(Source records)
========================================================================
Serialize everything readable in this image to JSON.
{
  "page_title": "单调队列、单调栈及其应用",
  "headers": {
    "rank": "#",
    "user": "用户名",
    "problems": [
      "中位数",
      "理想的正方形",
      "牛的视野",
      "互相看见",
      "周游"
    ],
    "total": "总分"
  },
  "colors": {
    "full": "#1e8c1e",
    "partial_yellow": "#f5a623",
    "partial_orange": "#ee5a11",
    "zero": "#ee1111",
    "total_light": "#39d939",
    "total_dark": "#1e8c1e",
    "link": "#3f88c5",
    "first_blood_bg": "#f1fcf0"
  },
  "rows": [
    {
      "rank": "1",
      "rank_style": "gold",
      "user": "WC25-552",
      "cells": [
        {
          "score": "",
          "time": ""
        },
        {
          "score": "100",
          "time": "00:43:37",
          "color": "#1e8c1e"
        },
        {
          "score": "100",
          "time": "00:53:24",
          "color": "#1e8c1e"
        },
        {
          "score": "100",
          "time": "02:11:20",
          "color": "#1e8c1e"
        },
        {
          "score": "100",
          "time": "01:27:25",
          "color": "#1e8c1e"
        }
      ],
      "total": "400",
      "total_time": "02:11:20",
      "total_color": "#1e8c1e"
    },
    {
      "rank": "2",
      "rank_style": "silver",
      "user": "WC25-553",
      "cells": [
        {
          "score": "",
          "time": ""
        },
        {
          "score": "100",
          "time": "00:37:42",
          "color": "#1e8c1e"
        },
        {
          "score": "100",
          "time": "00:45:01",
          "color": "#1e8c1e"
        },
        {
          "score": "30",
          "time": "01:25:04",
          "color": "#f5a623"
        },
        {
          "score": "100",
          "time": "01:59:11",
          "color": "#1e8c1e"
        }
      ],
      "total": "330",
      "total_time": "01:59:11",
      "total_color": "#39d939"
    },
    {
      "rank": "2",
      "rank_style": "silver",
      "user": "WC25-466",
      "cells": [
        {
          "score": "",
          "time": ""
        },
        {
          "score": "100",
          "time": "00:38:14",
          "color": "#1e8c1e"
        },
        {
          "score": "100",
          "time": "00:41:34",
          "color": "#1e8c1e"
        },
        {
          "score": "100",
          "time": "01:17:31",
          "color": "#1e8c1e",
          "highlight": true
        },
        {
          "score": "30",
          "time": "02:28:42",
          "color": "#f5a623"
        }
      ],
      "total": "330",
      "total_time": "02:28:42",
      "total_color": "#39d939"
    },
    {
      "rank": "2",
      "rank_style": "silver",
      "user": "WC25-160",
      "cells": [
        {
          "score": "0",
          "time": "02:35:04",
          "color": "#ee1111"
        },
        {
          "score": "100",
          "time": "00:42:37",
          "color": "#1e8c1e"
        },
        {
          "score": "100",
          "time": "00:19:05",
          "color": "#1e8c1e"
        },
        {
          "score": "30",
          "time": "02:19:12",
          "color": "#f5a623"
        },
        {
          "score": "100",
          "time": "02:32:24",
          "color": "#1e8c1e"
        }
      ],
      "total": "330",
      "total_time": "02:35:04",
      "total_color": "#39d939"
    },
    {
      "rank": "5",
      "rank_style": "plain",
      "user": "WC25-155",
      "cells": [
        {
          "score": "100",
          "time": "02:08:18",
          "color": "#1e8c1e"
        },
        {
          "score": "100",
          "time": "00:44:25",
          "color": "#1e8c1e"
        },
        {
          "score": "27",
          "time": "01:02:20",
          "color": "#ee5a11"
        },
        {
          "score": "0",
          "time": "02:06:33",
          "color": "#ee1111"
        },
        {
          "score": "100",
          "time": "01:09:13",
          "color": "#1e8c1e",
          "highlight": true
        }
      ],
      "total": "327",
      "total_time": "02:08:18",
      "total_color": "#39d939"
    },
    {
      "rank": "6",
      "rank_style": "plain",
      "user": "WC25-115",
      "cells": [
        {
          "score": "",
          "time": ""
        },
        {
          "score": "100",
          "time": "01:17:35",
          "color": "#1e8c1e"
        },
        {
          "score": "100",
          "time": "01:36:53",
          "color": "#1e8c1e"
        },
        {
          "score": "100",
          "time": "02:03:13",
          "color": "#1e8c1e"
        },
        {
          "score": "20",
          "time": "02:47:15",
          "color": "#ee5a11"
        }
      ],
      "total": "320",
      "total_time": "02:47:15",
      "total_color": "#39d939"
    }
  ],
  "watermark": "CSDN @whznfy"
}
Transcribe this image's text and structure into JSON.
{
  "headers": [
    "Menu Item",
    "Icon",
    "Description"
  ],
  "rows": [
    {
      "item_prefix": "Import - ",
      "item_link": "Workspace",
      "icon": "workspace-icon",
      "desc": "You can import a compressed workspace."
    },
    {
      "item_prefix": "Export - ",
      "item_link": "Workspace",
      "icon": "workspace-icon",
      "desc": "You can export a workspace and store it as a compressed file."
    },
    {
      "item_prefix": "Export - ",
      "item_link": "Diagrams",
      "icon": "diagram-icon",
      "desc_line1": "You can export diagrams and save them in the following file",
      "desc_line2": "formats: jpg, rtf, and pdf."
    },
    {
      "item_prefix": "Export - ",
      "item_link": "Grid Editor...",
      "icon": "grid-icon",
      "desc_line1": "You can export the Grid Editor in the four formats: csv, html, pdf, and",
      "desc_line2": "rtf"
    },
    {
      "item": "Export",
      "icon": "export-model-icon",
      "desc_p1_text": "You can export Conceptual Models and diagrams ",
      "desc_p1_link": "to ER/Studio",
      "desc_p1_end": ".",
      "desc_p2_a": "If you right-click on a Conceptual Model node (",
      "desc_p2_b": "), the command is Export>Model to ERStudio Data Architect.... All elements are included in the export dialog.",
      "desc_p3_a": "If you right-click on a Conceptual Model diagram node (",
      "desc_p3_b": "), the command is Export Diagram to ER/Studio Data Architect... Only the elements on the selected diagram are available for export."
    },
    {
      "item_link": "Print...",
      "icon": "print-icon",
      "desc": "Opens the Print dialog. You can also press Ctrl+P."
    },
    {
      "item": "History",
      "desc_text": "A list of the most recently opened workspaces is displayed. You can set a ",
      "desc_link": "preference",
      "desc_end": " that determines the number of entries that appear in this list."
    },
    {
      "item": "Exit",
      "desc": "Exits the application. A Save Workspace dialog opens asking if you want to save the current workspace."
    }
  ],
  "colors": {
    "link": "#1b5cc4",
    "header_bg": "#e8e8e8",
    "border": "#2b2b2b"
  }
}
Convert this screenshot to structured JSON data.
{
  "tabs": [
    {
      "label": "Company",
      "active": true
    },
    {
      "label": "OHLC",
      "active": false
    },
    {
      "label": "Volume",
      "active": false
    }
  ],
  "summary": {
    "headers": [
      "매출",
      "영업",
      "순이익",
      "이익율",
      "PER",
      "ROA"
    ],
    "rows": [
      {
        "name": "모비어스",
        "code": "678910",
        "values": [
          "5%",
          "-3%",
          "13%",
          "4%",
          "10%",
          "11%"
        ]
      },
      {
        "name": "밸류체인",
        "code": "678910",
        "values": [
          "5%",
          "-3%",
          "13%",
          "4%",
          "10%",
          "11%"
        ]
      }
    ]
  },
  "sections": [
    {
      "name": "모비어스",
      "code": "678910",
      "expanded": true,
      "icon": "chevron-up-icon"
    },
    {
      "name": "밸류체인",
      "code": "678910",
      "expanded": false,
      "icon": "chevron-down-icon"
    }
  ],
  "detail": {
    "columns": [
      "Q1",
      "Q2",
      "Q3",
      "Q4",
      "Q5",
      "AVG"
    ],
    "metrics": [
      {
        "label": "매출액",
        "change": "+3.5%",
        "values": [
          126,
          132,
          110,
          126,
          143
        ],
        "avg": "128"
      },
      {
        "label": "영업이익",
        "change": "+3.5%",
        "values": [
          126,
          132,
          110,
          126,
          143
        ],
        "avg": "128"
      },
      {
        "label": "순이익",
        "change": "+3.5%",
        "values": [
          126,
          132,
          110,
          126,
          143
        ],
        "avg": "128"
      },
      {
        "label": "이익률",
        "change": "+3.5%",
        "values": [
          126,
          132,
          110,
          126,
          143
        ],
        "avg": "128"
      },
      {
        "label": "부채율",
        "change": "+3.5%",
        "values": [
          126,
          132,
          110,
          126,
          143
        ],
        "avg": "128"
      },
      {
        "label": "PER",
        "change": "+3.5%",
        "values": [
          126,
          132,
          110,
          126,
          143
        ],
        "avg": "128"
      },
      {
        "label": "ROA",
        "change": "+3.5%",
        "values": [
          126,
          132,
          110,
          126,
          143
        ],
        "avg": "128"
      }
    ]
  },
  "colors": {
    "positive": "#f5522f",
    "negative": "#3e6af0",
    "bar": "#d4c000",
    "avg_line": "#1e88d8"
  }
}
========================================================================
Find the lines containing "JSON" and list every one of them.

• _RESPONSE BELOW_
Serialize everything readable in this image to JSON.
Transcribe this image's text and structure into JSON.
Convert this screenshot to structured JSON data.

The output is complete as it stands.